----- ENTRIES PROVIDED

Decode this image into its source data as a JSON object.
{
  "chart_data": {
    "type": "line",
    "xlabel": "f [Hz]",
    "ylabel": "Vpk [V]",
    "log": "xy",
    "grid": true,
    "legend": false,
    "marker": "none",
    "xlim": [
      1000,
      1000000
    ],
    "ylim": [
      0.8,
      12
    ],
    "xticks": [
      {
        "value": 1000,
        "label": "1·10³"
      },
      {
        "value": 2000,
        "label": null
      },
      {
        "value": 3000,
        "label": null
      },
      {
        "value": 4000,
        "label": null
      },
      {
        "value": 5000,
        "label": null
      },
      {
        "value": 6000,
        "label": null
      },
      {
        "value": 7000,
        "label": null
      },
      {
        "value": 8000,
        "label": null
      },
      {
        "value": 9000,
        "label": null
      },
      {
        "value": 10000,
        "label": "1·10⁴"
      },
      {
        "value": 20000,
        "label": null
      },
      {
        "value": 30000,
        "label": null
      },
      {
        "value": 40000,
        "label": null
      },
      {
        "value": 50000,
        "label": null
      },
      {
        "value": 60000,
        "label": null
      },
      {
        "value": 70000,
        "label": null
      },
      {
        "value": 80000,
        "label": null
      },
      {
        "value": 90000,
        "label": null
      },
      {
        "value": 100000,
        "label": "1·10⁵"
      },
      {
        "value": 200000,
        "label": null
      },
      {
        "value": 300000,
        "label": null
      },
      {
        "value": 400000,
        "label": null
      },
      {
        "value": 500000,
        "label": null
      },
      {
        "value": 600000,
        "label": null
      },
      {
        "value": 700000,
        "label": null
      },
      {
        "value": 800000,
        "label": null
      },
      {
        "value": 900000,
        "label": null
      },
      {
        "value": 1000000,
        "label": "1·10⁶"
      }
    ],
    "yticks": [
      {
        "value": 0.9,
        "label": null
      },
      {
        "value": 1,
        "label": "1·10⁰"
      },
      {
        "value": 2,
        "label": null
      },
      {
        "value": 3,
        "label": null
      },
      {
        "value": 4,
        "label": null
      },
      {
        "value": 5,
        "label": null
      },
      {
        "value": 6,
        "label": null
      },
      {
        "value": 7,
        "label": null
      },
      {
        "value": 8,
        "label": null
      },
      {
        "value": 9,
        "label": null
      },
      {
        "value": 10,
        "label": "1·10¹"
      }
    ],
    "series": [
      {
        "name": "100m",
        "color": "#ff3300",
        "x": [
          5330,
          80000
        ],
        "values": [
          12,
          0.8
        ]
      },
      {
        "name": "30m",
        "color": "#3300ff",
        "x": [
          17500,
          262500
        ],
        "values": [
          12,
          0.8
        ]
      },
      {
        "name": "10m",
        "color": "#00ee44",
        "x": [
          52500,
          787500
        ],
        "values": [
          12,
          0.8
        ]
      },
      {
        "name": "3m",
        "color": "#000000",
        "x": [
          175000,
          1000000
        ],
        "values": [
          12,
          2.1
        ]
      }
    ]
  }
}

----------

● **GOAL OF THE EXERCISE**
Pick out each line containing "color" and report it.

● **RESPONSE TO THE TASK**
        "color": "#ff3300",
        "color": "#3300ff",
        "color": "#00ee44",
        "color": "#000000",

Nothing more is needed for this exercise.